■ Exercise task ■
Copy everything in the listing below word for word, apart from any images.

[start of Source records]

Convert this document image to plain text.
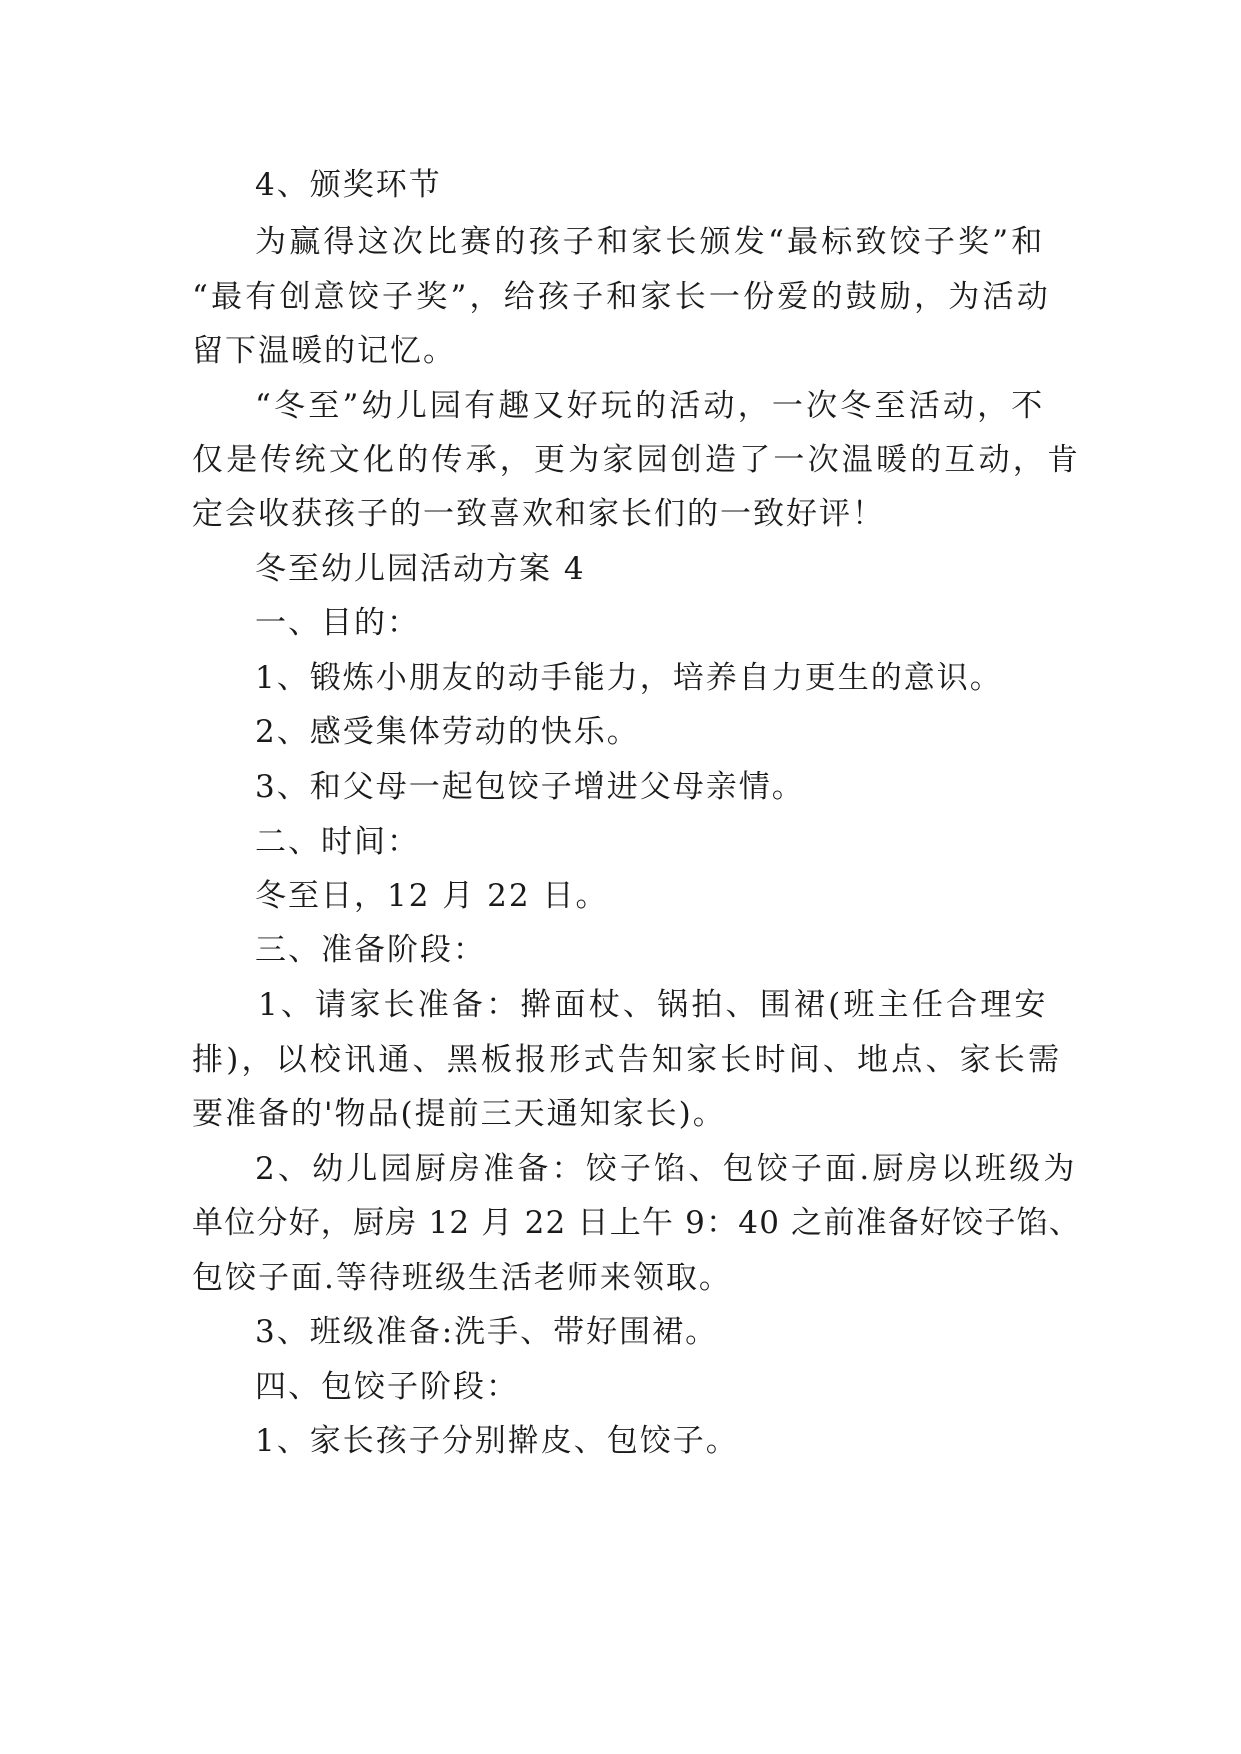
4、颁奖环节
为赢得这次比赛的孩子和家长颁发“最标致饺子奖”和
“最有创意饺子奖”，给孩子和家长一份爱的鼓励，为活动
留下温暖的记忆。
“冬至”幼儿园有趣又好玩的活动，一次冬至活动，不
仅是传统文化的传承，更为家园创造了一次温暖的互动，肯
定会收获孩子的一致喜欢和家长们的一致好评！
冬至幼儿园活动方案 4
一、目的：
1、锻炼小朋友的动手能力，培养自力更生的意识。
2、感受集体劳动的快乐。
3、和父母一起包饺子增进父母亲情。
二、时间：
冬至日，12 月 22 日。
三、准备阶段：
1、请家长准备：擀面杖、锅拍、围裙(班主任合理安
排)，以校讯通、黑板报形式告知家长时间、地点、家长需
要准备的'物品(提前三天通知家长)。
2、幼儿园厨房准备：饺子馅、包饺子面.厨房以班级为
单位分好，厨房 12 月 22 日上午 9：40 之前准备好饺子馅、
包饺子面.等待班级生活老师来领取。
3、班级准备:洗手、带好围裙。
四、包饺子阶段：
1、家长孩子分别擀皮、包饺子。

[end of Source records]

■ Answer to this problem ■
Convert this document image to plain text.
4、颁奖环节
为赢得这次比赛的孩子和家长颁发“最标致饺子奖”和
“最有创意饺子奖”，给孩子和家长一份爱的鼓励，为活动
留下温暖的记忆。
“冬至”幼儿园有趣又好玩的活动，一次冬至活动，不
仅是传统文化的传承，更为家园创造了一次温暖的互动，肯
定会收获孩子的一致喜欢和家长们的一致好评！
冬至幼儿园活动方案 4
一、目的：
1、锻炼小朋友的动手能力，培养自力更生的意识。
2、感受集体劳动的快乐。
3、和父母一起包饺子增进父母亲情。
二、时间：
冬至日，12 月 22 日。
三、准备阶段：
1、请家长准备：擀面杖、锅拍、围裙(班主任合理安
排)，以校讯通、黑板报形式告知家长时间、地点、家长需
要准备的'物品(提前三天通知家长)。
2、幼儿园厨房准备：饺子馅、包饺子面.厨房以班级为
单位分好，厨房 12 月 22 日上午 9：40 之前准备好饺子馅、
包饺子面.等待班级生活老师来领取。
3、班级准备:洗手、带好围裙。
四、包饺子阶段：
1、家长孩子分别擀皮、包饺子。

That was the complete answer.